---------- ENTRIES ----------
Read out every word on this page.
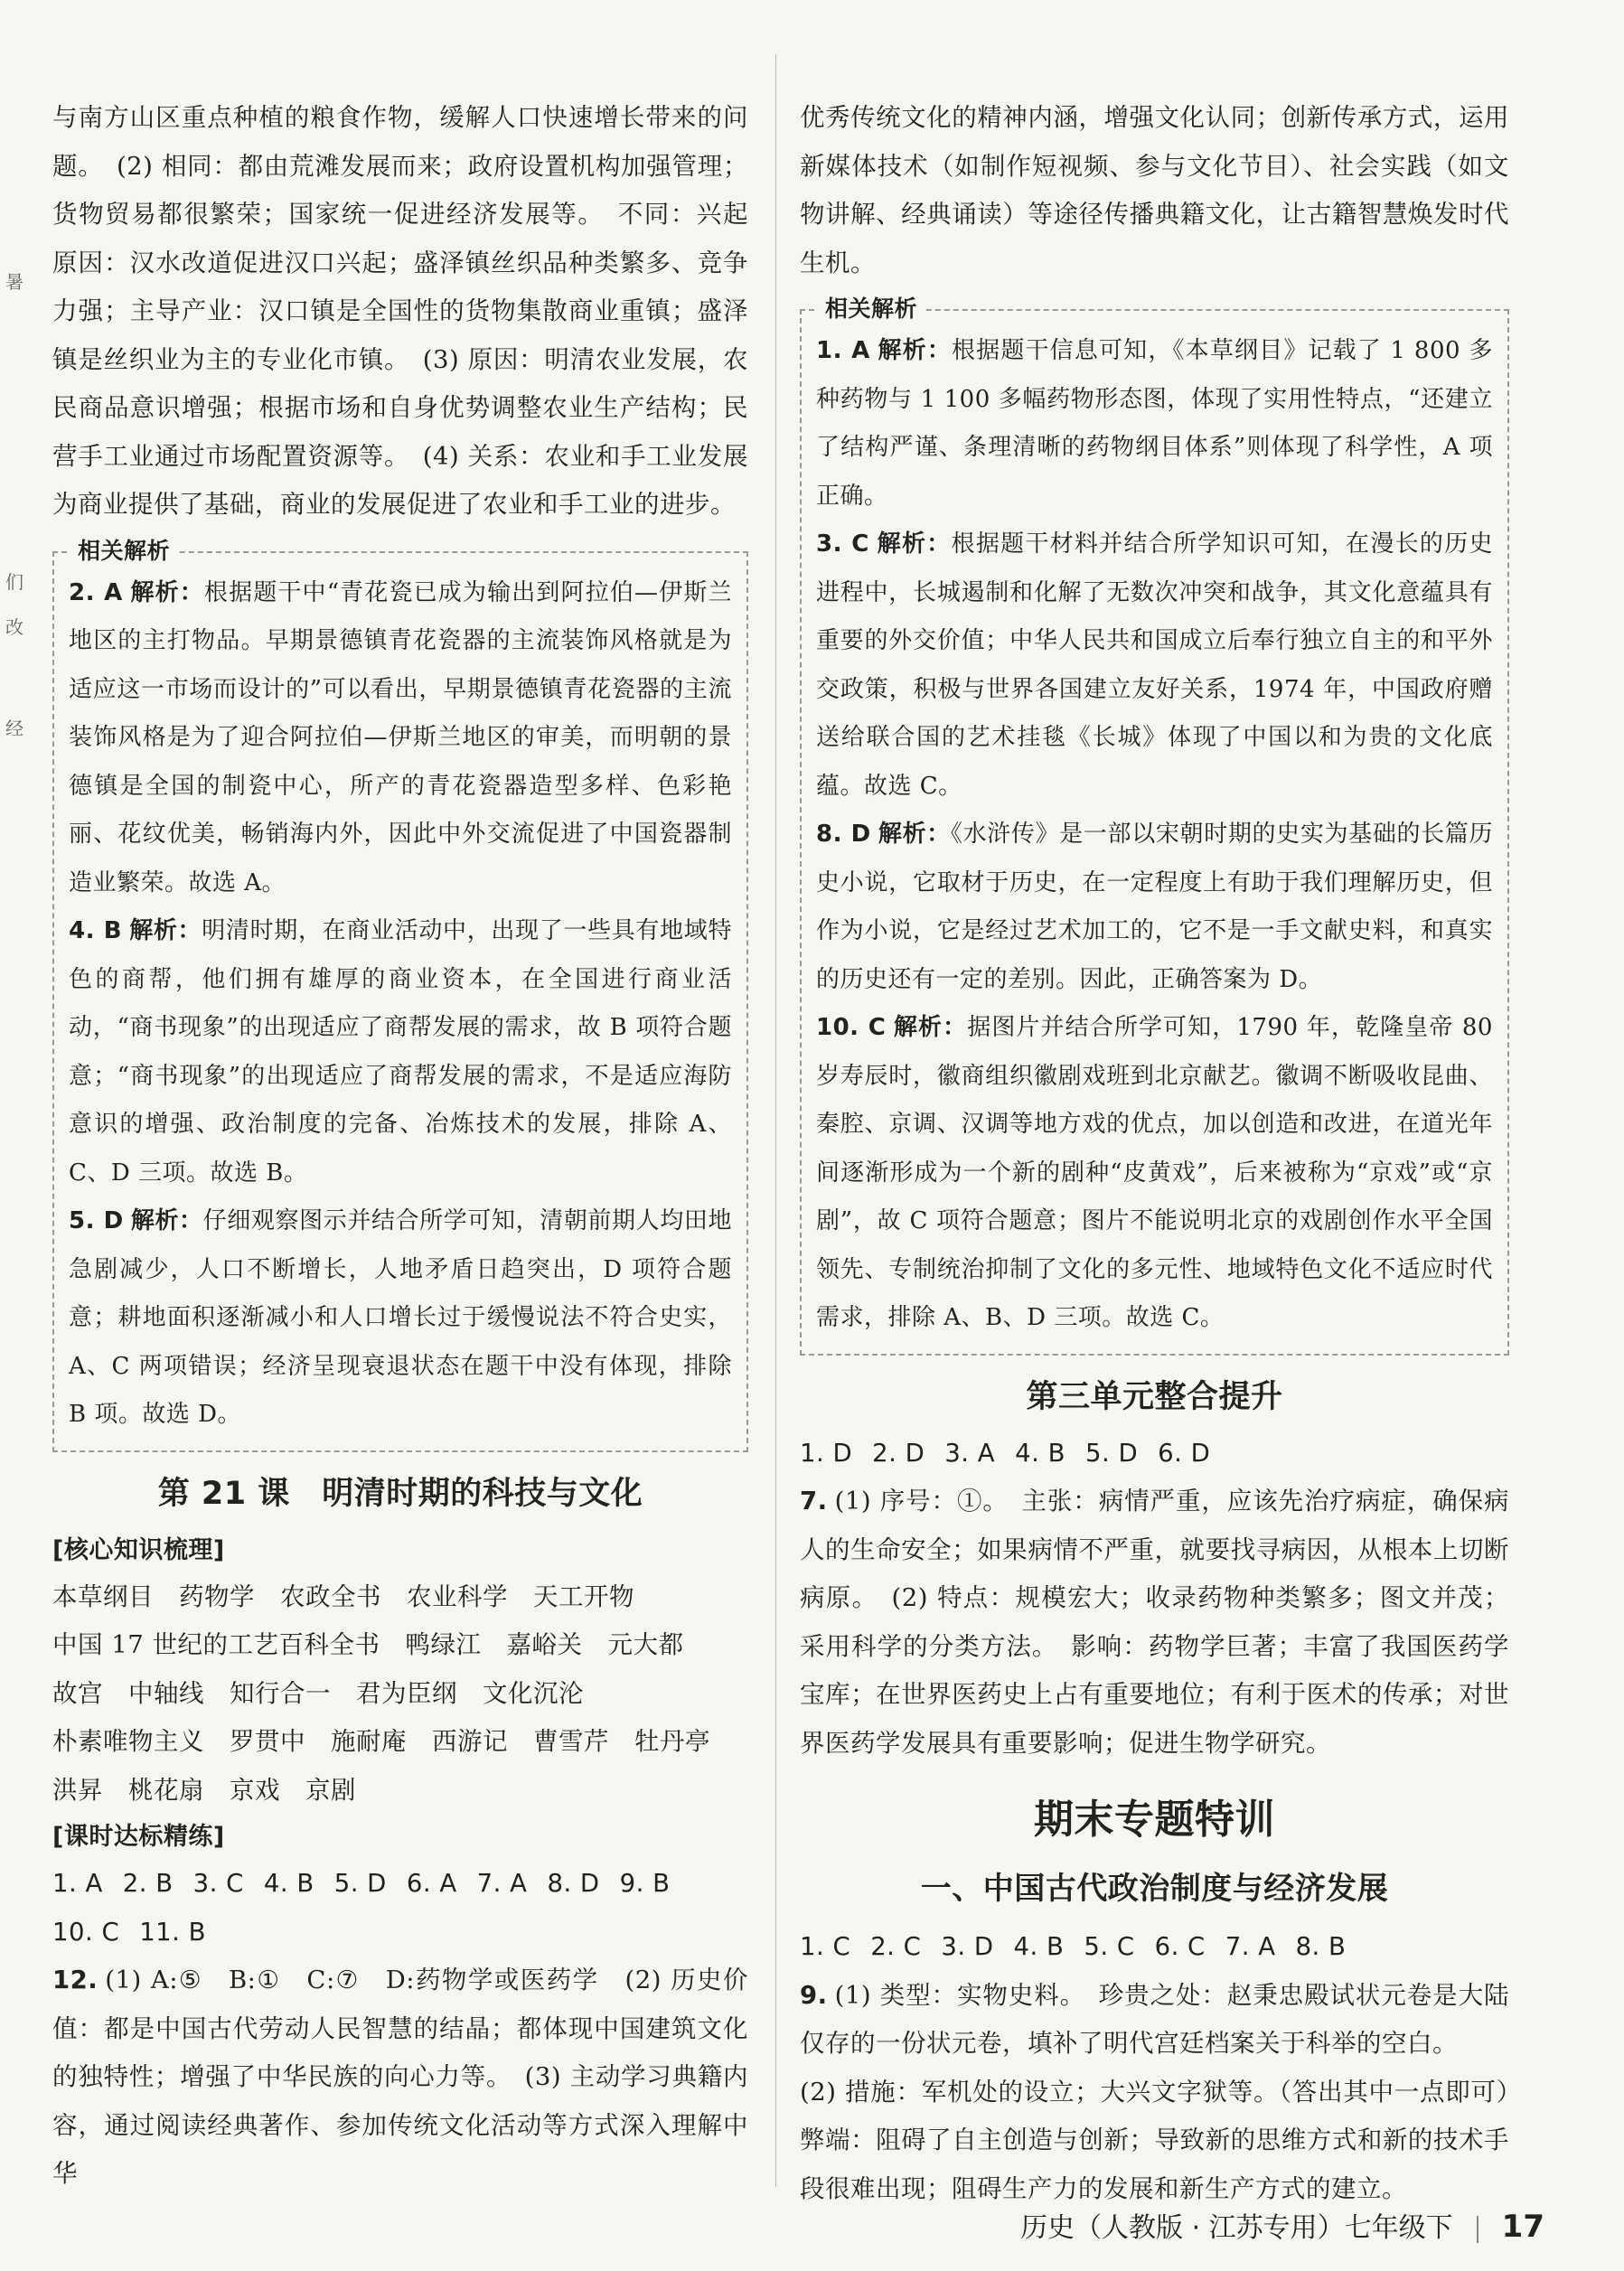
暑
们
改
经

与南方山区重点种植的粮食作物，缓解人口快速增长带来的问题。　(2) 相同：都由荒滩发展而来；政府设置机构加强管理；货物贸易都很繁荣；国家统一促进经济发展等。　不同：兴起原因：汉水改道促进汉口兴起；盛泽镇丝织品种类繁多、竞争力强；主导产业：汉口镇是全国性的货物集散商业重镇；盛泽镇是丝织业为主的专业化市镇。　(3) 原因：明清农业发展，农民商品意识增强；根据市场和自身优势调整农业生产结构；民营手工业通过市场配置资源等。　(4) 关系：农业和手工业发展为商业提供了基础，商业的发展促进了农业和手工业的进步。

相关解析

2. A 解析：根据题干中“青花瓷已成为输出到阿拉伯—伊斯兰地区的主打物品。早期景德镇青花瓷器的主流装饰风格就是为适应这一市场而设计的”可以看出，早期景德镇青花瓷器的主流装饰风格是为了迎合阿拉伯—伊斯兰地区的审美，而明朝的景德镇是全国的制瓷中心，所产的青花瓷器造型多样、色彩艳丽、花纹优美，畅销海内外，因此中外交流促进了中国瓷器制造业繁荣。故选 A。

4. B 解析：明清时期，在商业活动中，出现了一些具有地域特色的商帮，他们拥有雄厚的商业资本，在全国进行商业活动，“商书现象”的出现适应了商帮发展的需求，故 B 项符合题意；“商书现象”的出现适应了商帮发展的需求，不是适应海防意识的增强、政治制度的完备、冶炼技术的发展，排除 A、C、D 三项。故选 B。

5. D 解析：仔细观察图示并结合所学可知，清朝前期人均田地急剧减少，人口不断增长，人地矛盾日趋突出，D 项符合题意；耕地面积逐渐减小和人口增长过于缓慢说法不符合史实，A、C 两项错误；经济呈现衰退状态在题干中没有体现，排除 B 项。故选 D。

第 21 课　明清时期的科技与文化
[核心知识梳理]

本草纲目 药物学 农政全书 农业科学 天工开物中国 17 世纪的工艺百科全书 鸭绿江 嘉峪关 元大都故宫 中轴线 知行合一 君为臣纲 文化沉沦朴素唯物主义 罗贯中 施耐庵 西游记 曹雪芹 牡丹亭洪昇 桃花扇 京戏 京剧

[课时达标精练]

1. A 2. B 3. C 4. B 5. D 6. A 7. A 8. D 9. B

10. C 11. B

12. (1) A:⑤　B:①　C:⑦　D:药物学或医药学　(2) 历史价值：都是中国古代劳动人民智慧的结晶；都体现中国建筑文化的独特性；增强了中华民族的向心力等。　(3) 主动学习典籍内容，通过阅读经典著作、参加传统文化活动等方式深入理解中华

优秀传统文化的精神内涵，增强文化认同；创新传承方式，运用新媒体技术（如制作短视频、参与文化节目）、社会实践（如文物讲解、经典诵读）等途径传播典籍文化，让古籍智慧焕发时代生机。

相关解析

1. A 解析：根据题干信息可知，《本草纲目》记载了 1 800 多种药物与 1 100 多幅药物形态图，体现了实用性特点，“还建立了结构严谨、条理清晰的药物纲目体系”则体现了科学性，A 项正确。

3. C 解析：根据题干材料并结合所学知识可知，在漫长的历史进程中，长城遏制和化解了无数次冲突和战争，其文化意蕴具有重要的外交价值；中华人民共和国成立后奉行独立自主的和平外交政策，积极与世界各国建立友好关系，1974 年，中国政府赠送给联合国的艺术挂毯《长城》体现了中国以和为贵的文化底蕴。故选 C。

8. D 解析：《水浒传》是一部以宋朝时期的史实为基础的长篇历史小说，它取材于历史，在一定程度上有助于我们理解历史，但作为小说，它是经过艺术加工的，它不是一手文献史料，和真实的历史还有一定的差别。因此，正确答案为 D。

10. C 解析：据图片并结合所学可知，1790 年，乾隆皇帝 80 岁寿辰时，徽商组织徽剧戏班到北京献艺。徽调不断吸收昆曲、秦腔、京调、汉调等地方戏的优点，加以创造和改进，在道光年间逐渐形成为一个新的剧种“皮黄戏”，后来被称为“京戏”或“京剧”，故 C 项符合题意；图片不能说明北京的戏剧创作水平全国领先、专制统治抑制了文化的多元性、地域特色文化不适应时代需求，排除 A、B、D 三项。故选 C。

第三单元整合提升

1. D 2. D 3. A 4. B 5. D 6. D

7. (1) 序号：①。　主张：病情严重，应该先治疗病症，确保病人的生命安全；如果病情不严重，就要找寻病因，从根本上切断病原。　(2) 特点：规模宏大；收录药物种类繁多；图文并茂；采用科学的分类方法。　影响：药物学巨著；丰富了我国医药学宝库；在世界医药史上占有重要地位；有利于医术的传承；对世界医药学发展具有重要影响；促进生物学研究。

期末专题特训
一、中国古代政治制度与经济发展

1. C 2. C 3. D 4. B 5. C 6. C 7. A 8. B

9. (1) 类型：实物史料。　珍贵之处：赵秉忠殿试状元卷是大陆仅存的一份状元卷，填补了明代宫廷档案关于科举的空白。

(2) 措施：军机处的设立；大兴文字狱等。（答出其中一点即可）弊端：阻碍了自主创造与创新；导致新的思维方式和新的技术手段很难出现；阻碍生产力的发展和新生产方式的建立。

历史（人教版 · 江苏专用）七年级下 17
----------
SET EXERCISE | Reproduce all of the data exactly, omitting each picture it holds.

RESULT FOR THIS TASK |
Read out every word on this page.
暑
们
改
经

与南方山区重点种植的粮食作物，缓解人口快速增长带来的问题。　(2) 相同：都由荒滩发展而来；政府设置机构加强管理；货物贸易都很繁荣；国家统一促进经济发展等。　不同：兴起原因：汉水改道促进汉口兴起；盛泽镇丝织品种类繁多、竞争力强；主导产业：汉口镇是全国性的货物集散商业重镇；盛泽镇是丝织业为主的专业化市镇。　(3) 原因：明清农业发展，农民商品意识增强；根据市场和自身优势调整农业生产结构；民营手工业通过市场配置资源等。　(4) 关系：农业和手工业发展为商业提供了基础，商业的发展促进了农业和手工业的进步。

相关解析

2. A 解析：根据题干中“青花瓷已成为输出到阿拉伯—伊斯兰地区的主打物品。早期景德镇青花瓷器的主流装饰风格就是为适应这一市场而设计的”可以看出，早期景德镇青花瓷器的主流装饰风格是为了迎合阿拉伯—伊斯兰地区的审美，而明朝的景德镇是全国的制瓷中心，所产的青花瓷器造型多样、色彩艳丽、花纹优美，畅销海内外，因此中外交流促进了中国瓷器制造业繁荣。故选 A。

4. B 解析：明清时期，在商业活动中，出现了一些具有地域特色的商帮，他们拥有雄厚的商业资本，在全国进行商业活动，“商书现象”的出现适应了商帮发展的需求，故 B 项符合题意；“商书现象”的出现适应了商帮发展的需求，不是适应海防意识的增强、政治制度的完备、冶炼技术的发展，排除 A、C、D 三项。故选 B。

5. D 解析：仔细观察图示并结合所学可知，清朝前期人均田地急剧减少，人口不断增长，人地矛盾日趋突出，D 项符合题意；耕地面积逐渐减小和人口增长过于缓慢说法不符合史实，A、C 两项错误；经济呈现衰退状态在题干中没有体现，排除 B 项。故选 D。

第 21 课　明清时期的科技与文化
[核心知识梳理]

本草纲目 药物学 农政全书 农业科学 天工开物中国 17 世纪的工艺百科全书 鸭绿江 嘉峪关 元大都故宫 中轴线 知行合一 君为臣纲 文化沉沦朴素唯物主义 罗贯中 施耐庵 西游记 曹雪芹 牡丹亭洪昇 桃花扇 京戏 京剧

[课时达标精练]

1. A 2. B 3. C 4. B 5. D 6. A 7. A 8. D 9. B

10. C 11. B

12. (1) A:⑤　B:①　C:⑦　D:药物学或医药学　(2) 历史价值：都是中国古代劳动人民智慧的结晶；都体现中国建筑文化的独特性；增强了中华民族的向心力等。　(3) 主动学习典籍内容，通过阅读经典著作、参加传统文化活动等方式深入理解中华

优秀传统文化的精神内涵，增强文化认同；创新传承方式，运用新媒体技术（如制作短视频、参与文化节目）、社会实践（如文物讲解、经典诵读）等途径传播典籍文化，让古籍智慧焕发时代生机。

相关解析

1. A 解析：根据题干信息可知，《本草纲目》记载了 1 800 多种药物与 1 100 多幅药物形态图，体现了实用性特点，“还建立了结构严谨、条理清晰的药物纲目体系”则体现了科学性，A 项正确。

3. C 解析：根据题干材料并结合所学知识可知，在漫长的历史进程中，长城遏制和化解了无数次冲突和战争，其文化意蕴具有重要的外交价值；中华人民共和国成立后奉行独立自主的和平外交政策，积极与世界各国建立友好关系，1974 年，中国政府赠送给联合国的艺术挂毯《长城》体现了中国以和为贵的文化底蕴。故选 C。

8. D 解析：《水浒传》是一部以宋朝时期的史实为基础的长篇历史小说，它取材于历史，在一定程度上有助于我们理解历史，但作为小说，它是经过艺术加工的，它不是一手文献史料，和真实的历史还有一定的差别。因此，正确答案为 D。

10. C 解析：据图片并结合所学可知，1790 年，乾隆皇帝 80 岁寿辰时，徽商组织徽剧戏班到北京献艺。徽调不断吸收昆曲、秦腔、京调、汉调等地方戏的优点，加以创造和改进，在道光年间逐渐形成为一个新的剧种“皮黄戏”，后来被称为“京戏”或“京剧”，故 C 项符合题意；图片不能说明北京的戏剧创作水平全国领先、专制统治抑制了文化的多元性、地域特色文化不适应时代需求，排除 A、B、D 三项。故选 C。

第三单元整合提升

1. D 2. D 3. A 4. B 5. D 6. D

7. (1) 序号：①。　主张：病情严重，应该先治疗病症，确保病人的生命安全；如果病情不严重，就要找寻病因，从根本上切断病原。　(2) 特点：规模宏大；收录药物种类繁多；图文并茂；采用科学的分类方法。　影响：药物学巨著；丰富了我国医药学宝库；在世界医药史上占有重要地位；有利于医术的传承；对世界医药学发展具有重要影响；促进生物学研究。

期末专题特训
一、中国古代政治制度与经济发展

1. C 2. C 3. D 4. B 5. C 6. C 7. A 8. B

9. (1) 类型：实物史料。　珍贵之处：赵秉忠殿试状元卷是大陆仅存的一份状元卷，填补了明代宫廷档案关于科举的空白。

(2) 措施：军机处的设立；大兴文字狱等。（答出其中一点即可）弊端：阻碍了自主创造与创新；导致新的思维方式和新的技术手段很难出现；阻碍生产力的发展和新生产方式的建立。

历史（人教版 · 江苏专用）七年级下 17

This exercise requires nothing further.